The listing below must be repeated word for word, with its images excluded.
┌─ PROVIDED INFORMATION
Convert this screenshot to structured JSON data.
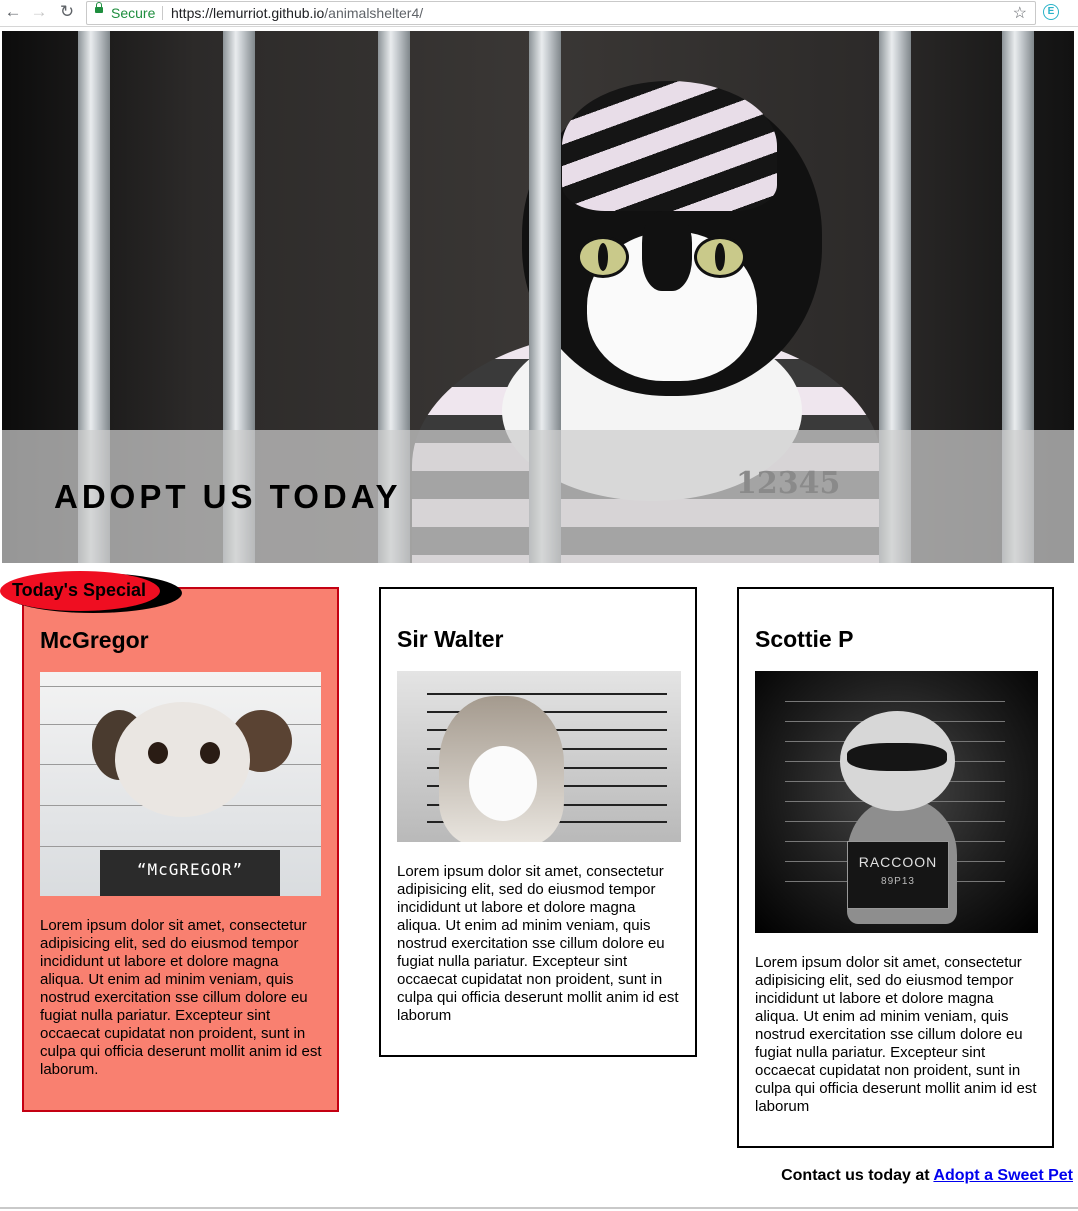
{
  "browser": {
    "secure_label": "Secure",
    "url_host": "https://lemurriot.github.io",
    "url_path": "/animalshelter4/"
  },
  "hero": {
    "title": "ADOPT US TODAY",
    "inmate_number": "12345"
  },
  "special_badge": "Today's Special",
  "pets": [
    {
      "name": "McGregor",
      "sign": "“McGREGOR”",
      "description": "Lorem ipsum dolor sit amet, consectetur adipisicing elit, sed do eiusmod tempor incididunt ut labore et dolore magna aliqua. Ut enim ad minim veniam, quis nostrud exercitation sse cillum dolore eu fugiat nulla pariatur. Excepteur sint occaecat cupidatat non proident, sunt in culpa qui officia deserunt mollit anim id est laborum."
    },
    {
      "name": "Sir Walter",
      "description": "Lorem ipsum dolor sit amet, consectetur adipisicing elit, sed do eiusmod tempor incididunt ut labore et dolore magna aliqua. Ut enim ad minim veniam, quis nostrud exercitation sse cillum dolore eu fugiat nulla pariatur. Excepteur sint occaecat cupidatat non proident, sunt in culpa qui officia deserunt mollit anim id est laborum"
    },
    {
      "name": "Scottie P",
      "sign": "RACCOON",
      "sign_number": "89P13",
      "description": "Lorem ipsum dolor sit amet, consectetur adipisicing elit, sed do eiusmod tempor incididunt ut labore et dolore magna aliqua. Ut enim ad minim veniam, quis nostrud exercitation sse cillum dolore eu fugiat nulla pariatur. Excepteur sint occaecat cupidatat non proident, sunt in culpa qui officia deserunt mollit anim id est laborum"
    }
  ],
  "footer": {
    "text": "Contact us today at",
    "link": "Adopt a Sweet Pet"
  },
  "colors": {
    "special_bg": "#f98070",
    "special_border": "#c40012",
    "badge": "#ef0e21",
    "link": "#0000ee"
  }
}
└─
THE COMPLETED TASK
Convert this screenshot to structured JSON data.
{
  "browser": {
    "secure_label": "Secure",
    "url_host": "https://lemurriot.github.io",
    "url_path": "/animalshelter4/"
  },
  "hero": {
    "title": "ADOPT US TODAY",
    "inmate_number": "12345"
  },
  "special_badge": "Today's Special",
  "pets": [
    {
      "name": "McGregor",
      "sign": "“McGREGOR”",
      "description": "Lorem ipsum dolor sit amet, consectetur adipisicing elit, sed do eiusmod tempor incididunt ut labore et dolore magna aliqua. Ut enim ad minim veniam, quis nostrud exercitation sse cillum dolore eu fugiat nulla pariatur. Excepteur sint occaecat cupidatat non proident, sunt in culpa qui officia deserunt mollit anim id est laborum."
    },
    {
      "name": "Sir Walter",
      "description": "Lorem ipsum dolor sit amet, consectetur adipisicing elit, sed do eiusmod tempor incididunt ut labore et dolore magna aliqua. Ut enim ad minim veniam, quis nostrud exercitation sse cillum dolore eu fugiat nulla pariatur. Excepteur sint occaecat cupidatat non proident, sunt in culpa qui officia deserunt mollit anim id est laborum"
    },
    {
      "name": "Scottie P",
      "sign": "RACCOON",
      "sign_number": "89P13",
      "description": "Lorem ipsum dolor sit amet, consectetur adipisicing elit, sed do eiusmod tempor incididunt ut labore et dolore magna aliqua. Ut enim ad minim veniam, quis nostrud exercitation sse cillum dolore eu fugiat nulla pariatur. Excepteur sint occaecat cupidatat non proident, sunt in culpa qui officia deserunt mollit anim id est laborum"
    }
  ],
  "footer": {
    "text": "Contact us today at",
    "link": "Adopt a Sweet Pet"
  },
  "colors": {
    "special_bg": "#f98070",
    "special_border": "#c40012",
    "badge": "#ef0e21",
    "link": "#0000ee"
  }
}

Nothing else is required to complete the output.